#### [Records from a data source]

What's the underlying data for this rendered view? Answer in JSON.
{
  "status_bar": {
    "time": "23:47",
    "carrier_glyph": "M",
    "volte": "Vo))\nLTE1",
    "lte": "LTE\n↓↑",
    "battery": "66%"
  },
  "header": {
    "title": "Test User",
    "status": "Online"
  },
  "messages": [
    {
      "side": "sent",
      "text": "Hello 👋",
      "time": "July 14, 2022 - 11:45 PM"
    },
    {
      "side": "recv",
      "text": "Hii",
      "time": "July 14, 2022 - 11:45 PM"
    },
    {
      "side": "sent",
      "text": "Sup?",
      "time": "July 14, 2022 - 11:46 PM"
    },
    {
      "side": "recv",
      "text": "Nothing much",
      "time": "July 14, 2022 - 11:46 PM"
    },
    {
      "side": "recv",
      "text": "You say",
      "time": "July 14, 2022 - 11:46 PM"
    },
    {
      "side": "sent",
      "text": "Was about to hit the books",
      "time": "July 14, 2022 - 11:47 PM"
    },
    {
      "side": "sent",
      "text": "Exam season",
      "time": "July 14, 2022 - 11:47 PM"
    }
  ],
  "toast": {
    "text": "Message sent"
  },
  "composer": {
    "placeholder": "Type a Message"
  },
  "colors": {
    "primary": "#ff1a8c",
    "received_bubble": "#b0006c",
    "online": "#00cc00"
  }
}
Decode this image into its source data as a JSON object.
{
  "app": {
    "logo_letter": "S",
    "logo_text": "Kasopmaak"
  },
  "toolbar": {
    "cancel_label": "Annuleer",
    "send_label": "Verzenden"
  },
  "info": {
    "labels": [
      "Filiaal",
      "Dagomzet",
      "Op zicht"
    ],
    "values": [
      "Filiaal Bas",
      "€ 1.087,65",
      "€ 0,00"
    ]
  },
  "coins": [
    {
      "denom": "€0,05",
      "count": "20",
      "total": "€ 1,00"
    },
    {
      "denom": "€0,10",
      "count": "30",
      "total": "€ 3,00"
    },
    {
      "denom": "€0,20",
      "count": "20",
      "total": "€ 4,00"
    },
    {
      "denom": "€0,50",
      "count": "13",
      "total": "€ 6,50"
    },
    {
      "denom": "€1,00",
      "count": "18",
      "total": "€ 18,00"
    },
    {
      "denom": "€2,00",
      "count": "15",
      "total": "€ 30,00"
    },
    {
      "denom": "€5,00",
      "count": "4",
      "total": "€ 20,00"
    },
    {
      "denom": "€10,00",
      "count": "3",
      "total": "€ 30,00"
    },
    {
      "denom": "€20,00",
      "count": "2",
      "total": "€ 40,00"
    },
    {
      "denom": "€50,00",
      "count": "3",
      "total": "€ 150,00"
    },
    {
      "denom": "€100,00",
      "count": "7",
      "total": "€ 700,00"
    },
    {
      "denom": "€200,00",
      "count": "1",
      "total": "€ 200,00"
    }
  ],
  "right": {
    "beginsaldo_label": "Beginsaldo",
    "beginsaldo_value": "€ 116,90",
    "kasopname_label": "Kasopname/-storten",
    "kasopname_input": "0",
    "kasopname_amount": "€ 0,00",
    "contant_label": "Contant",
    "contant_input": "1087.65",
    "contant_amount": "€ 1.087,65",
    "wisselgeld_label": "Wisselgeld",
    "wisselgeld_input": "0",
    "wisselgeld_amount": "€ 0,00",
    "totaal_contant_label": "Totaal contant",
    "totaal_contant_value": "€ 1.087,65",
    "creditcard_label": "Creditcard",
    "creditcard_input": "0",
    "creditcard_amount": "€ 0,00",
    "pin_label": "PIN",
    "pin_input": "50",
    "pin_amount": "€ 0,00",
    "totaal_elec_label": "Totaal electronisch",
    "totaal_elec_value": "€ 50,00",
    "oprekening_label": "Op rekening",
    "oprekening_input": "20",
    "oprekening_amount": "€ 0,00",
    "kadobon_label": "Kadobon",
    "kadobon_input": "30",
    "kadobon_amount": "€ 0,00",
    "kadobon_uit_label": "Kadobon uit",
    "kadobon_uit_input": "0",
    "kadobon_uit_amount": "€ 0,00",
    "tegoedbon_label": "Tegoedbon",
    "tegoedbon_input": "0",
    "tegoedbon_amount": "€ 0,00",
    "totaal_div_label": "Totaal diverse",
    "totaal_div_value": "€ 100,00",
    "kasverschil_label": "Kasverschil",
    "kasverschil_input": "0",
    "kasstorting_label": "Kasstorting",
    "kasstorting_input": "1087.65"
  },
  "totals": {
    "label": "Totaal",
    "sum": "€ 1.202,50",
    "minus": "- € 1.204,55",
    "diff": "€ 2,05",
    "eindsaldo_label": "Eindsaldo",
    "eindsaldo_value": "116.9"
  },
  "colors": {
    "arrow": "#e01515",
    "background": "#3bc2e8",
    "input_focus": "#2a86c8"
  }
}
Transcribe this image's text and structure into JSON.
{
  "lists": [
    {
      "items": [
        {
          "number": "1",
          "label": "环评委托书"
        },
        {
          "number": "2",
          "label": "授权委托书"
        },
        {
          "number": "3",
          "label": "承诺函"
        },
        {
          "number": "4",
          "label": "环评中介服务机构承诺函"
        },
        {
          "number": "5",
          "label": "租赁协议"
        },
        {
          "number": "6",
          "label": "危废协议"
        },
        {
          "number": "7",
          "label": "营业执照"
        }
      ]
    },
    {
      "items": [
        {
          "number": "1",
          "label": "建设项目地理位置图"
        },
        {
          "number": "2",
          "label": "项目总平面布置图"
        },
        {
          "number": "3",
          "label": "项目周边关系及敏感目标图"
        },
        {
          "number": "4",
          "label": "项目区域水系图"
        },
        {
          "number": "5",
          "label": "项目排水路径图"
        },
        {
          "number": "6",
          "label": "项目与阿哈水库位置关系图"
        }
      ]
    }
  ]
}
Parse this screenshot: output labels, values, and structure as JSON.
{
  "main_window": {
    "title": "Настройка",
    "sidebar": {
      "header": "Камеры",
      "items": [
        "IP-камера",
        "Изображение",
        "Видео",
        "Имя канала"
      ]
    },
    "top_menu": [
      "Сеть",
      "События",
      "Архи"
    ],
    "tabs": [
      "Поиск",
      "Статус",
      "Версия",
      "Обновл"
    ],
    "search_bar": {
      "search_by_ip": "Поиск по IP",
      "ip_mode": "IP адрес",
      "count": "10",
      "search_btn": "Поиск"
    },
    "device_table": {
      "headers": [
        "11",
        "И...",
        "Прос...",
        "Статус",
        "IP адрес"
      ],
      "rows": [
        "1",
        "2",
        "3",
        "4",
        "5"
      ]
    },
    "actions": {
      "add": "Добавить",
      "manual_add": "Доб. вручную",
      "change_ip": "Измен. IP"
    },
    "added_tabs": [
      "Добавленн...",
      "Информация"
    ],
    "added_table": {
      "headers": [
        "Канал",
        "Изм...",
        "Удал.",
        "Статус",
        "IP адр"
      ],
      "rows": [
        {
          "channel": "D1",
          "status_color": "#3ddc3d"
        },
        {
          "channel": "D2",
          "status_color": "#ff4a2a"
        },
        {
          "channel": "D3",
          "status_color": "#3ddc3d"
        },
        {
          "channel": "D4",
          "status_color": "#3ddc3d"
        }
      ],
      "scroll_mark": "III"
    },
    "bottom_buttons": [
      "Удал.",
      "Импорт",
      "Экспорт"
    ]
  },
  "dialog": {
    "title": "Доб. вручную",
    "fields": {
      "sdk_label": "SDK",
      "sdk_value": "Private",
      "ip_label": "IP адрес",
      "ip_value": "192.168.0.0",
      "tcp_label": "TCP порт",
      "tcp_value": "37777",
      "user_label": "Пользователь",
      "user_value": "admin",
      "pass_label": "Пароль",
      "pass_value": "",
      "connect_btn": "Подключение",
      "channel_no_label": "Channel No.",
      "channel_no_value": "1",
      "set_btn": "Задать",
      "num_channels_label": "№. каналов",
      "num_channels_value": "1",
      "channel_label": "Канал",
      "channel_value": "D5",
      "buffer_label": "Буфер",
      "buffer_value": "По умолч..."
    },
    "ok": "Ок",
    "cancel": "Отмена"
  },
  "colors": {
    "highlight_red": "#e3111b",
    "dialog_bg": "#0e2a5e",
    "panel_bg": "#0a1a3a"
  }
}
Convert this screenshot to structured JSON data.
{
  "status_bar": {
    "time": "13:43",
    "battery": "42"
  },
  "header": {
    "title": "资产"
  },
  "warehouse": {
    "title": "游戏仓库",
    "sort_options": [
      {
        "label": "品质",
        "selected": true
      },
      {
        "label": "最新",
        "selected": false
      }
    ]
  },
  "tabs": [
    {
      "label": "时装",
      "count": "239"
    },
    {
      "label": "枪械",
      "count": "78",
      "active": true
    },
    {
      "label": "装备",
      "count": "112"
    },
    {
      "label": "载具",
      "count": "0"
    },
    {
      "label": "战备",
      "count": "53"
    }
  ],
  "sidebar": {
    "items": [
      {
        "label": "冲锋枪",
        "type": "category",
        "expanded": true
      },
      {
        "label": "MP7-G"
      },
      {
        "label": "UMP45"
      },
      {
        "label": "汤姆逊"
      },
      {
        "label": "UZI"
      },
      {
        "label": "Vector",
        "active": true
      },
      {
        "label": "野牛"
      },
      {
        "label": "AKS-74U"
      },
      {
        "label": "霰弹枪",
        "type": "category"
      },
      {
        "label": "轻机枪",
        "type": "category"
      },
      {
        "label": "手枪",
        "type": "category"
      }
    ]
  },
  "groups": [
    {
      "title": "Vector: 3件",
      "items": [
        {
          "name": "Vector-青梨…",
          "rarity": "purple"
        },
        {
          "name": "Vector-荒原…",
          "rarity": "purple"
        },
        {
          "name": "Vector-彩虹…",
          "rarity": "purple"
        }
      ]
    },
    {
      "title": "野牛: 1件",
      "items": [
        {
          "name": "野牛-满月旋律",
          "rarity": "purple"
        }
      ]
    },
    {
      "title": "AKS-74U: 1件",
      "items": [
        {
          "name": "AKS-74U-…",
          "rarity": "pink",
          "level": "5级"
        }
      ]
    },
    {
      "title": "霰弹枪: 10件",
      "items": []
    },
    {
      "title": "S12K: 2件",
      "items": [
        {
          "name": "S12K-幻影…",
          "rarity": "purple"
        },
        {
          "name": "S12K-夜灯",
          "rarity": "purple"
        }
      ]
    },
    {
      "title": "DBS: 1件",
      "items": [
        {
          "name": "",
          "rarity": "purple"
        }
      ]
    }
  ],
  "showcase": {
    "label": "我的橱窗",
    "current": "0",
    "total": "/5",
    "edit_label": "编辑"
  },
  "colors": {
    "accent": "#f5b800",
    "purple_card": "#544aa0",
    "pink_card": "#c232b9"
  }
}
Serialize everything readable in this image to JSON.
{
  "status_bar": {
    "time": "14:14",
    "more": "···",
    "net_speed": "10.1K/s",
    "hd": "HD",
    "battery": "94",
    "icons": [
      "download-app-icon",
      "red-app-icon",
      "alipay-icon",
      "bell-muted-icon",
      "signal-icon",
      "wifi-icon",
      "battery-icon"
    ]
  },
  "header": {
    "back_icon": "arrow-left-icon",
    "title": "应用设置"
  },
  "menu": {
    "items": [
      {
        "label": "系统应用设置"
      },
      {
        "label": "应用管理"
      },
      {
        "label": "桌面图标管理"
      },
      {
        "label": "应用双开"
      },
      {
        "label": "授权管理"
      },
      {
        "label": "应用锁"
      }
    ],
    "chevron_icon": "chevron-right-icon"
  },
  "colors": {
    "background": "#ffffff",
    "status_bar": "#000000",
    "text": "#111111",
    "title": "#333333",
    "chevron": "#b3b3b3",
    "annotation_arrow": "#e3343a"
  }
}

#### [What you will do]
Give the count of lines in the data above that hold the string "labels", with no additional words.

#### [Correct output]
2